====== RECORDS SHOWN ======
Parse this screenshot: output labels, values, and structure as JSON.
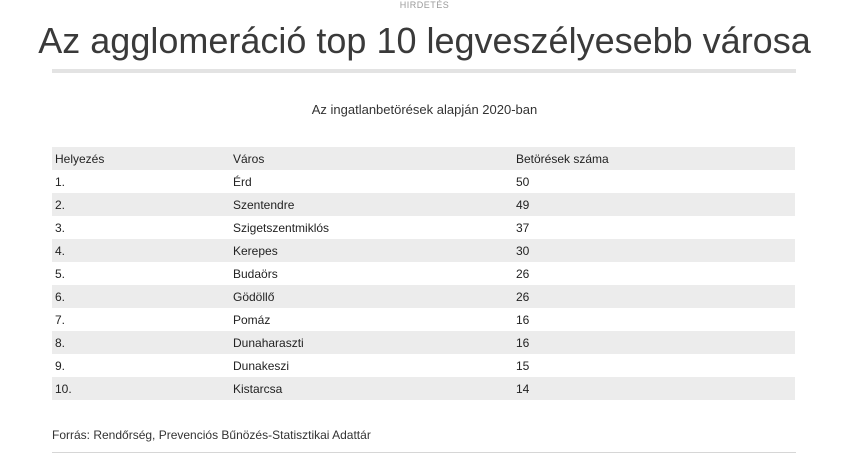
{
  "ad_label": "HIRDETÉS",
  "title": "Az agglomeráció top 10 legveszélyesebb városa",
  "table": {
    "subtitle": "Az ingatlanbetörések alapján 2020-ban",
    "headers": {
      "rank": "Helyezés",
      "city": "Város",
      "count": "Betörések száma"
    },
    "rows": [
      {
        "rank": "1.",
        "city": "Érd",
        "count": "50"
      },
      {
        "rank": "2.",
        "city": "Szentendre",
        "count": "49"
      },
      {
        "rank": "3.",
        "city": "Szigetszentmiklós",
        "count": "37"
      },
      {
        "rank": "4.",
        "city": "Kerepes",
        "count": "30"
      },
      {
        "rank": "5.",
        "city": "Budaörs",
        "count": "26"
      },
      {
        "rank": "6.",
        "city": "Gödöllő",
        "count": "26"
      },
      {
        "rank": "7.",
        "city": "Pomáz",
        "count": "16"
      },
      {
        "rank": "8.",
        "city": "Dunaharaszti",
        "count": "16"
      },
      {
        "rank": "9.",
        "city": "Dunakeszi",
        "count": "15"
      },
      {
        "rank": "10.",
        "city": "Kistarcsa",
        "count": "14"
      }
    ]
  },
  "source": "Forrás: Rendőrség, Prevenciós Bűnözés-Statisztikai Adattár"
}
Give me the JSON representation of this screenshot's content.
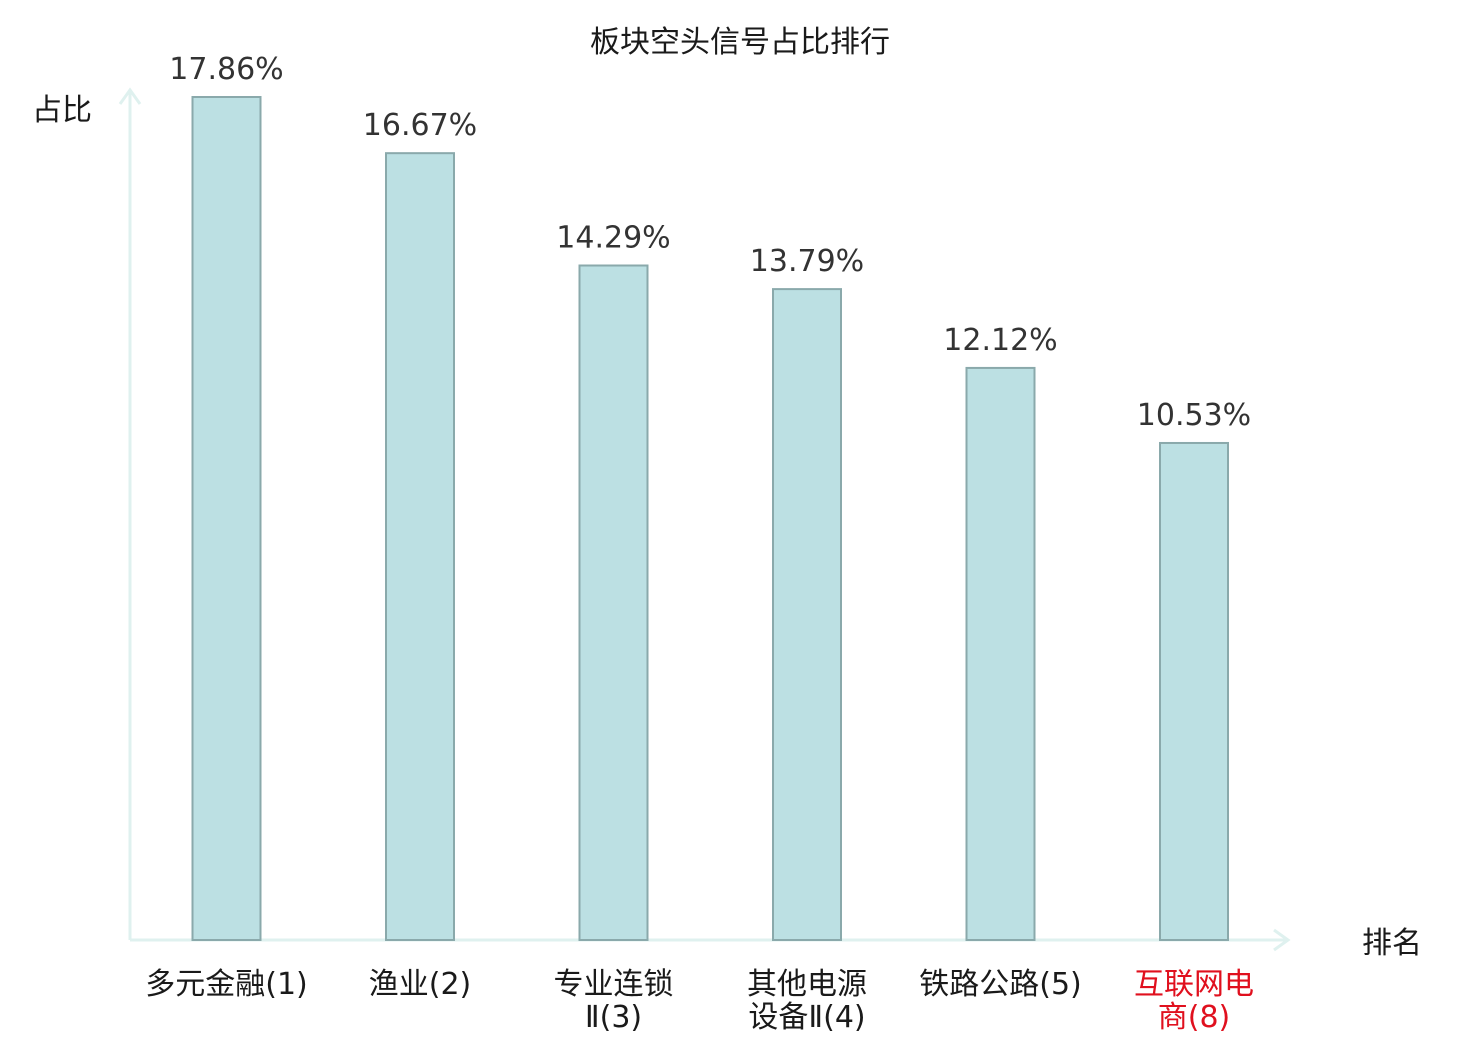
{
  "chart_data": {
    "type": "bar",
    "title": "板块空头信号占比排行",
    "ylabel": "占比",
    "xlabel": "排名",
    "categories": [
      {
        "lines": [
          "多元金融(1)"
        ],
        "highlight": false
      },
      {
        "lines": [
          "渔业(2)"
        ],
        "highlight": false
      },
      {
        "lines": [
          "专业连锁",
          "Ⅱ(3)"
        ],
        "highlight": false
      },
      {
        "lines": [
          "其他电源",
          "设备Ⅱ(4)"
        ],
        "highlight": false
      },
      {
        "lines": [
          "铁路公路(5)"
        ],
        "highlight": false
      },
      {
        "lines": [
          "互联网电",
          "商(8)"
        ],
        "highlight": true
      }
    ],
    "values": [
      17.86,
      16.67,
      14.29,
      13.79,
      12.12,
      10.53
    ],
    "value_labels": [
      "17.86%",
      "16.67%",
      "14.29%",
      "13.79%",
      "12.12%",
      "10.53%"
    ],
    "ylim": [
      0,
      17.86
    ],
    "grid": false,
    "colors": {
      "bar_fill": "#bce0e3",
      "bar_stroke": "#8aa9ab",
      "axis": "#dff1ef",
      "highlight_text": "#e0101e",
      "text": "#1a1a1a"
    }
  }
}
======
====== RECORDS SHOWN ======
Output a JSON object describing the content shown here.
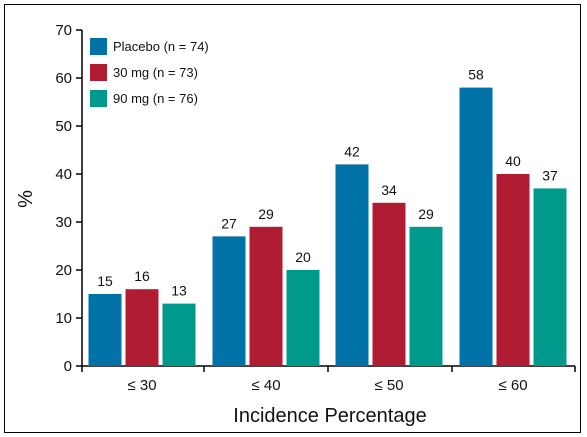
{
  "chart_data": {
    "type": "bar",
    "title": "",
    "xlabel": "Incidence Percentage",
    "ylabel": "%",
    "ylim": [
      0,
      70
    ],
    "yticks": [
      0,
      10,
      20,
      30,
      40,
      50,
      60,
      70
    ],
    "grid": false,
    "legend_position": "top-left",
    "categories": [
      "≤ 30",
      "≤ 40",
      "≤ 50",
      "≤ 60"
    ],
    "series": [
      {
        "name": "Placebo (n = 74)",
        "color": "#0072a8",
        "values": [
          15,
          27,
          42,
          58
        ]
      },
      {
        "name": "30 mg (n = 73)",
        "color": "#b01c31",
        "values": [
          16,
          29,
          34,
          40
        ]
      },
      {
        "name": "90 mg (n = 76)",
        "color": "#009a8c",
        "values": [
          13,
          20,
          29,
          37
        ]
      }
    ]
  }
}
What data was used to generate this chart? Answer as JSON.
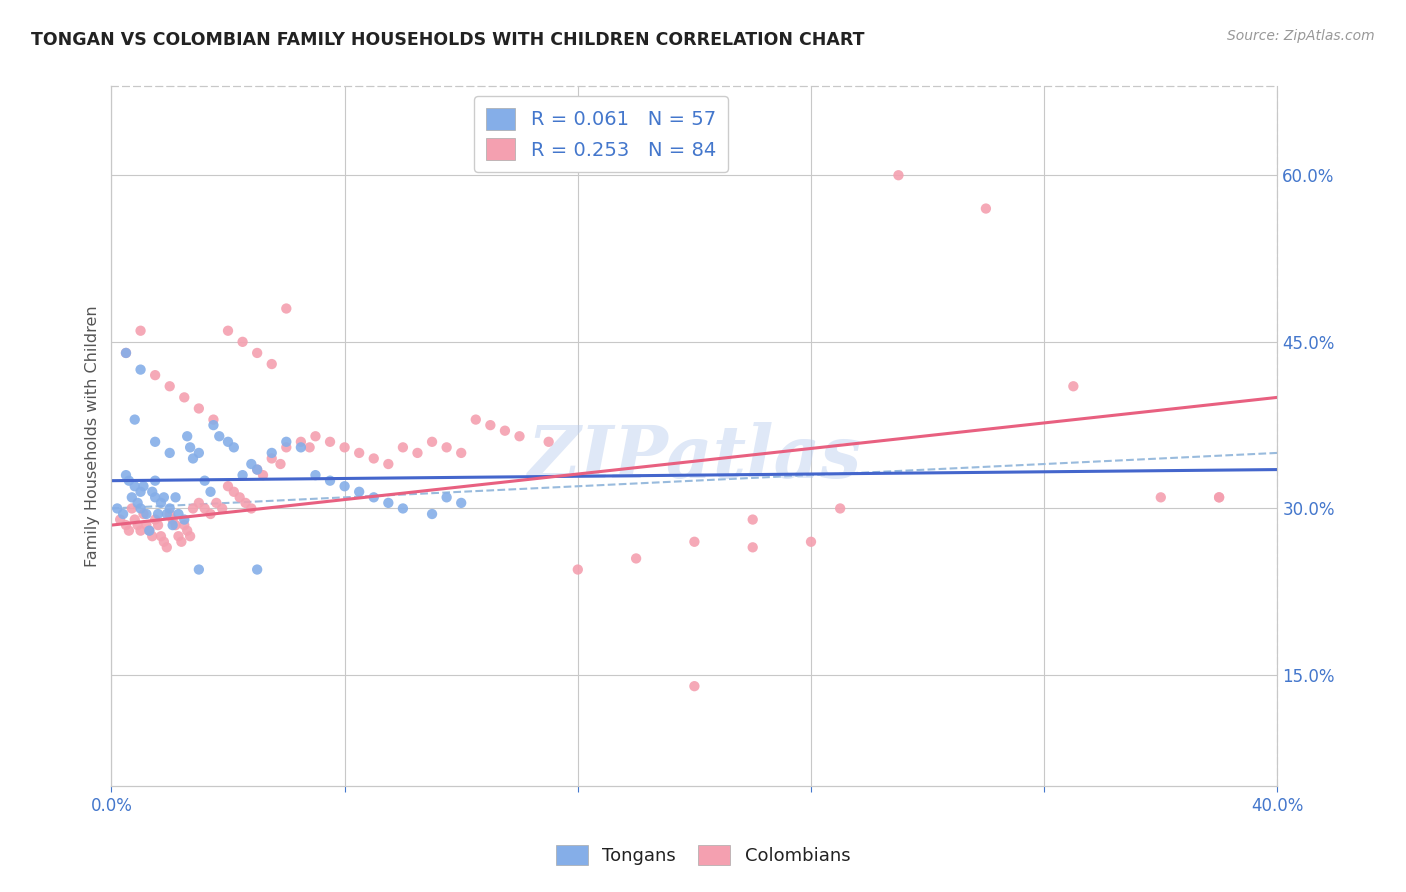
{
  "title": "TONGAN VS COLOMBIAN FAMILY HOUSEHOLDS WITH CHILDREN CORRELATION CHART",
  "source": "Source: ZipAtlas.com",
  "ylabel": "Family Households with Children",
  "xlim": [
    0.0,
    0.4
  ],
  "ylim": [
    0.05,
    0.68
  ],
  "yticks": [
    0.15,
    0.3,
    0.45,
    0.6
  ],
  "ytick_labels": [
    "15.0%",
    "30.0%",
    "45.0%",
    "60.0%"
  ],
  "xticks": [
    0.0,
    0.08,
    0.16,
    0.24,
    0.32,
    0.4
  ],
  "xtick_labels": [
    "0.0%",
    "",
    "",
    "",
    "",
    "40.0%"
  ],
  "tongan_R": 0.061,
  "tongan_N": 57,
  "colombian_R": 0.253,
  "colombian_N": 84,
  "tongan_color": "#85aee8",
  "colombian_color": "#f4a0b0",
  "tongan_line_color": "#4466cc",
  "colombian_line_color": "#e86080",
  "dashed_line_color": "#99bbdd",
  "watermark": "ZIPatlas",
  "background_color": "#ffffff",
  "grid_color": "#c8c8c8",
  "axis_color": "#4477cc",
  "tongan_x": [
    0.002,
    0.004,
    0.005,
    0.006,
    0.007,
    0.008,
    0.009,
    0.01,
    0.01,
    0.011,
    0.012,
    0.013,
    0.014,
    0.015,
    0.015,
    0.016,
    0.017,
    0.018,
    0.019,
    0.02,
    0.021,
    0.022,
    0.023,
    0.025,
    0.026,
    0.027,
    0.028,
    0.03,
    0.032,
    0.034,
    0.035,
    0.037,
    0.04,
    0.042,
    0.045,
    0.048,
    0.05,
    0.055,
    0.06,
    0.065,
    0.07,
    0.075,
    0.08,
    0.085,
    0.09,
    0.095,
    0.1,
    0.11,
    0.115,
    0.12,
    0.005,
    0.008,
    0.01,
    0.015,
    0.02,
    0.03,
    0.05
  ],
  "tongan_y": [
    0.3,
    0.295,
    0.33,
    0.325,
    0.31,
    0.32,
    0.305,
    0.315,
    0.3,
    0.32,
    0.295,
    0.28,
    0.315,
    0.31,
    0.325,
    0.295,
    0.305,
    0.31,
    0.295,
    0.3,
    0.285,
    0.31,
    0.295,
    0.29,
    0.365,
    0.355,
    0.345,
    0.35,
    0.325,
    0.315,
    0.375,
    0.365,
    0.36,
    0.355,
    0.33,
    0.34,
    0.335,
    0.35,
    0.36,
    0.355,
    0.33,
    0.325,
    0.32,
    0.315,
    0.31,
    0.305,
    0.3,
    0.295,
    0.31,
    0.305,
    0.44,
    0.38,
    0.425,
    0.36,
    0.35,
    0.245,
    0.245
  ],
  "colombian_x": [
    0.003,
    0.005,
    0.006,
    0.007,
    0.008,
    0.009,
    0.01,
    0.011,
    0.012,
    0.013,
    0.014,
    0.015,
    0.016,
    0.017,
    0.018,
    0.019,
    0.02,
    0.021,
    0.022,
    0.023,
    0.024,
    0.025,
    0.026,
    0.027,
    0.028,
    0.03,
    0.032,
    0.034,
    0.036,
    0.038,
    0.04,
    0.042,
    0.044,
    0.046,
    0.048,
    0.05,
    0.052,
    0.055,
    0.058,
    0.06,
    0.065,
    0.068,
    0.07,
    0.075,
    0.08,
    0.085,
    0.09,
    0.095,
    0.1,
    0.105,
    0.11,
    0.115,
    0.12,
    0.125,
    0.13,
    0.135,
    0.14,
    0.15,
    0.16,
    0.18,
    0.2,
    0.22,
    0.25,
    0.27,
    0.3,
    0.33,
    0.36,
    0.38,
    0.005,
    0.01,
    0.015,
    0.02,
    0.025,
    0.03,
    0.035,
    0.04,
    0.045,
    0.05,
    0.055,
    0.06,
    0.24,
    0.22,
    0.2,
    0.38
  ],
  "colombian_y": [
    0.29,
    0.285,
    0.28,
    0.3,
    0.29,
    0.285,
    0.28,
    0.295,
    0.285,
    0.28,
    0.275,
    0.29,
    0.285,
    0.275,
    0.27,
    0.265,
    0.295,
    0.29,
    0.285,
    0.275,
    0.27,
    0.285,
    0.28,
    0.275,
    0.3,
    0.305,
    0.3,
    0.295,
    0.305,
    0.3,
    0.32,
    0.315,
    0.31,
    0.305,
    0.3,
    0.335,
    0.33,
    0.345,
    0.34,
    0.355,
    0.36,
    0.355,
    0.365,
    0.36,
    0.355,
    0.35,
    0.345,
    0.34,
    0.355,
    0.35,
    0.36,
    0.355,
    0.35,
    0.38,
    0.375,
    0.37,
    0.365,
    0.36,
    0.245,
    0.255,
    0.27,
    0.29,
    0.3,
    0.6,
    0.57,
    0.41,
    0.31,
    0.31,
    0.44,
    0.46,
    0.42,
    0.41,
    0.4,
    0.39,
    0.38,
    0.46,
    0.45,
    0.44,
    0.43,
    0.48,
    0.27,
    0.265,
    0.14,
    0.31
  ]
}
======
■ THE EXERCISE ■
Return each line of the data that contains the string "name".

■ TASK OUTPUT ■
        "name": "Placebo (n = 74)",
        "name": "30 mg (n = 73)",
        "name": "90 mg (n = 76)",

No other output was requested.